▶ _MATERIAL SUPPLIED_:
# # # # #

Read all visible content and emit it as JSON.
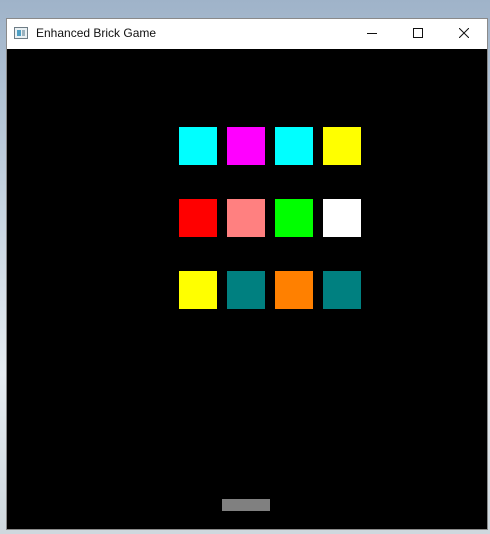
{
  "window": {
    "title": "Enhanced Brick Game",
    "icon": "app-window-icon",
    "controls": [
      {
        "name": "minimize-icon"
      },
      {
        "name": "maximize-icon"
      },
      {
        "name": "close-icon"
      }
    ]
  },
  "game": {
    "background": "#000000",
    "bricks": [
      [
        "#00ffff",
        "#ff00ff",
        "#00ffff",
        "#ffff00"
      ],
      [
        "#ff0000",
        "#ff8080",
        "#00ff00",
        "#ffffff"
      ],
      [
        "#ffff00",
        "#008080",
        "#ff8000",
        "#008080"
      ]
    ],
    "paddle_color": "#808080"
  }
}
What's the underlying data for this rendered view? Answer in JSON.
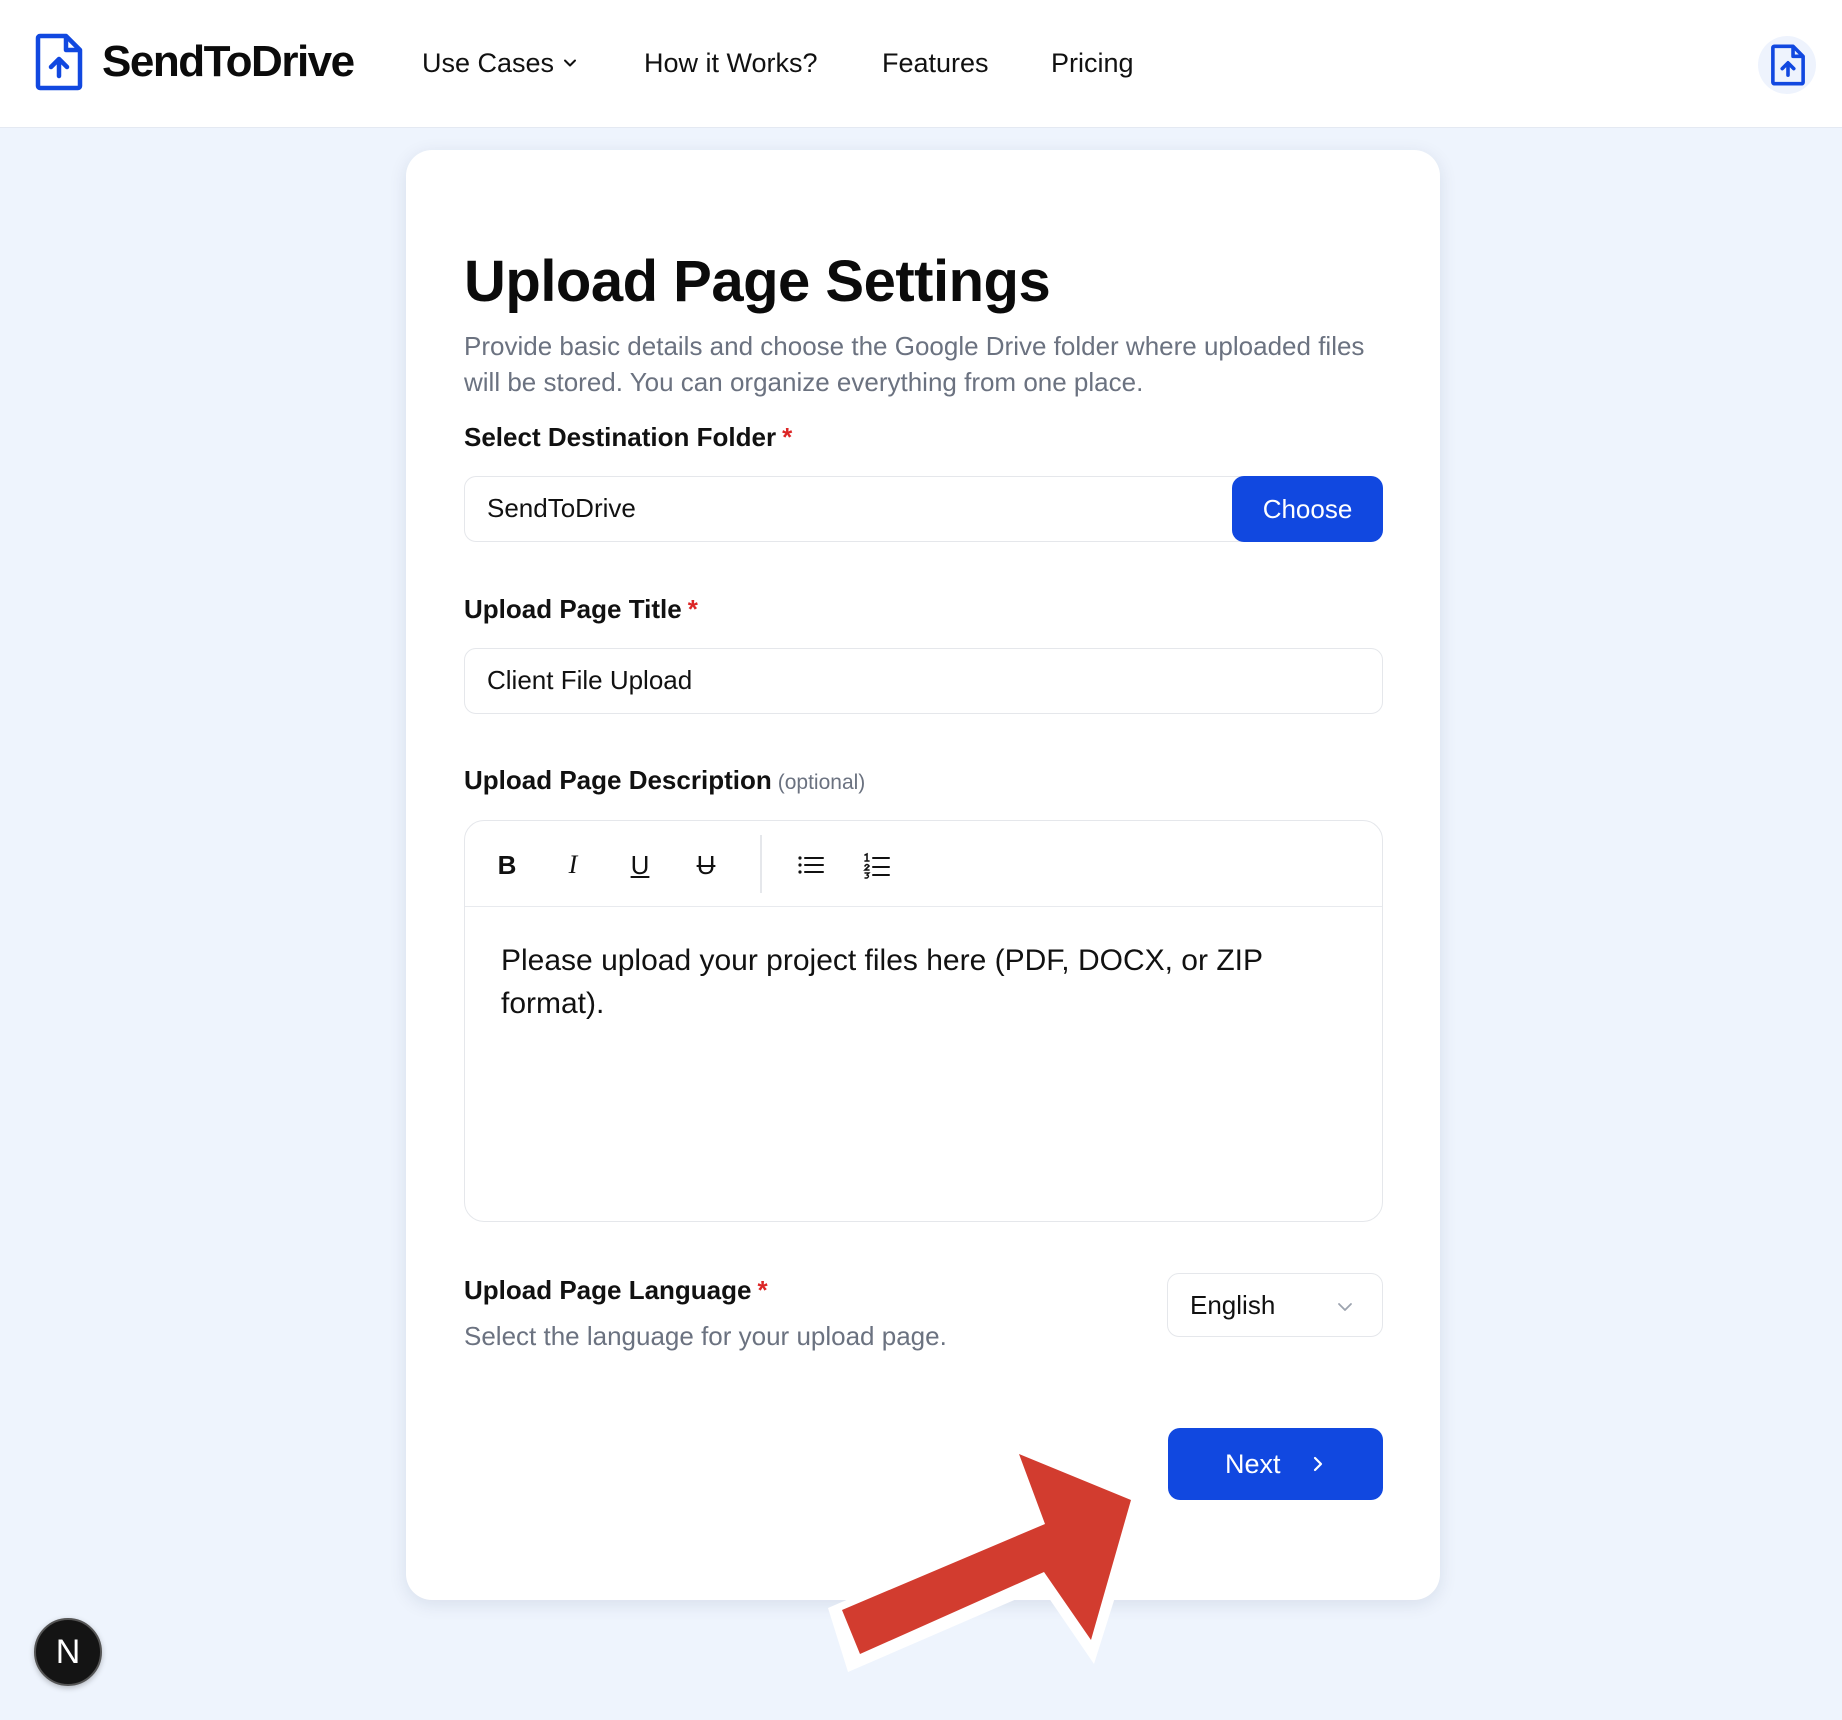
{
  "header": {
    "brand": "SendToDrive",
    "nav": [
      {
        "label": "Use Cases"
      },
      {
        "label": "How it Works?"
      },
      {
        "label": "Features"
      },
      {
        "label": "Pricing"
      }
    ],
    "brand_color": "#1148e0"
  },
  "form": {
    "title": "Upload Page Settings",
    "description": "Provide basic details and choose the Google Drive folder where uploaded files will be stored. You can organize everything from one place.",
    "folder": {
      "label": "Select Destination Folder",
      "required_mark": "*",
      "value": "SendToDrive",
      "choose_label": "Choose"
    },
    "title_field": {
      "label": "Upload Page Title",
      "required_mark": "*",
      "value": "Client File Upload"
    },
    "description_field": {
      "label": "Upload Page Description",
      "optional_label": "(optional)",
      "toolbar": {
        "bold": "B",
        "italic": "I",
        "underline": "U",
        "strike": "U"
      },
      "value": "Please upload your project files here (PDF, DOCX, or ZIP format)."
    },
    "language": {
      "label": "Upload Page Language",
      "required_mark": "*",
      "help": "Select the language for your upload page.",
      "selected": "English"
    },
    "next_label": "Next"
  },
  "badge": {
    "letter": "N"
  },
  "colors": {
    "primary": "#1148e0",
    "background": "#eef4fd",
    "required": "#dc2626",
    "annotation_arrow": "#d23c2f"
  }
}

# # # # #

▶ _WHAT THE TASK REQUIRES_: Reproduce each line of the records exactly, and omit every picture.

▶ _RESPONSE FOR THIS EXERCISE_:
Read all visible content and emit it as JSON.
{
  "window": {
    "title": "Enhanced Brick Game",
    "icon": "app-window-icon",
    "controls": [
      {
        "name": "minimize-icon"
      },
      {
        "name": "maximize-icon"
      },
      {
        "name": "close-icon"
      }
    ]
  },
  "game": {
    "background": "#000000",
    "bricks": [
      [
        "#00ffff",
        "#ff00ff",
        "#00ffff",
        "#ffff00"
      ],
      [
        "#ff0000",
        "#ff8080",
        "#00ff00",
        "#ffffff"
      ],
      [
        "#ffff00",
        "#008080",
        "#ff8000",
        "#008080"
      ]
    ],
    "paddle_color": "#808080"
  }
}
What's the underlying data for this rendered view? Answer in JSON.
{
  "header": {
    "brand": "SendToDrive",
    "nav": [
      {
        "label": "Use Cases"
      },
      {
        "label": "How it Works?"
      },
      {
        "label": "Features"
      },
      {
        "label": "Pricing"
      }
    ],
    "brand_color": "#1148e0"
  },
  "form": {
    "title": "Upload Page Settings",
    "description": "Provide basic details and choose the Google Drive folder where uploaded files will be stored. You can organize everything from one place.",
    "folder": {
      "label": "Select Destination Folder",
      "required_mark": "*",
      "value": "SendToDrive",
      "choose_label": "Choose"
    },
    "title_field": {
      "label": "Upload Page Title",
      "required_mark": "*",
      "value": "Client File Upload"
    },
    "description_field": {
      "label": "Upload Page Description",
      "optional_label": "(optional)",
      "toolbar": {
        "bold": "B",
        "italic": "I",
        "underline": "U",
        "strike": "U"
      },
      "value": "Please upload your project files here (PDF, DOCX, or ZIP format)."
    },
    "language": {
      "label": "Upload Page Language",
      "required_mark": "*",
      "help": "Select the language for your upload page.",
      "selected": "English"
    },
    "next_label": "Next"
  },
  "badge": {
    "letter": "N"
  },
  "colors": {
    "primary": "#1148e0",
    "background": "#eef4fd",
    "required": "#dc2626",
    "annotation_arrow": "#d23c2f"
  }
}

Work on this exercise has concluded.